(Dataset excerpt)
+ + + + + + +
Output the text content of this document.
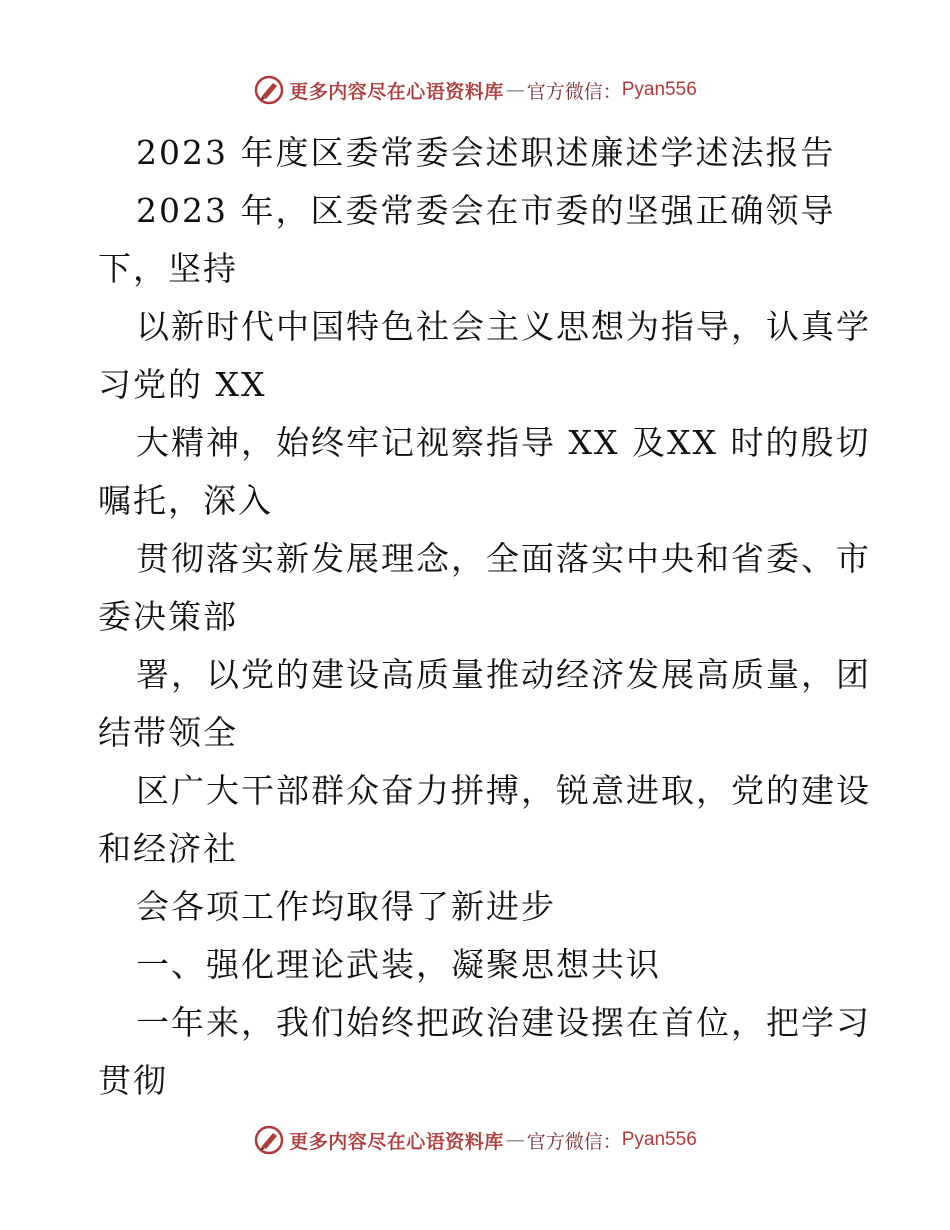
更多内容尽在心语资料库 — 官方微信： Pyan556
2023 年度区委常委会述职述廉述学述法报告
2023 年，区委常委会在市委的坚强正确领导
下，坚持
以新时代中国特色社会主义思想为指导，认真学
习党的 XX
大精神，始终牢记视察指导 XX 及XX 时的殷切
嘱托，深入
贯彻落实新发展理念，全面落实中央和省委、市
委决策部
署，以党的建设高质量推动经济发展高质量，团
结带领全
区广大干部群众奋力拼搏，锐意进取，党的建设
和经济社
会各项工作均取得了新进步
一、强化理论武装，凝聚思想共识
一年来，我们始终把政治建设摆在首位，把学习
贯彻
更多内容尽在心语资料库 — 官方微信： Pyan556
+ + + + + + +
## INSTRUCTIONS FOR THE TASK
Repeat the material above word for word and skip every image in it.

## SOLVED EXERCISE
Output the text content of this document.
更多内容尽在心语资料库 — 官方微信： Pyan556
2023 年度区委常委会述职述廉述学述法报告
2023 年，区委常委会在市委的坚强正确领导
下，坚持
以新时代中国特色社会主义思想为指导，认真学
习党的 XX
大精神，始终牢记视察指导 XX 及XX 时的殷切
嘱托，深入
贯彻落实新发展理念，全面落实中央和省委、市
委决策部
署，以党的建设高质量推动经济发展高质量，团
结带领全
区广大干部群众奋力拼搏，锐意进取，党的建设
和经济社
会各项工作均取得了新进步
一、强化理论武装，凝聚思想共识
一年来，我们始终把政治建设摆在首位，把学习
贯彻
更多内容尽在心语资料库 — 官方微信： Pyan556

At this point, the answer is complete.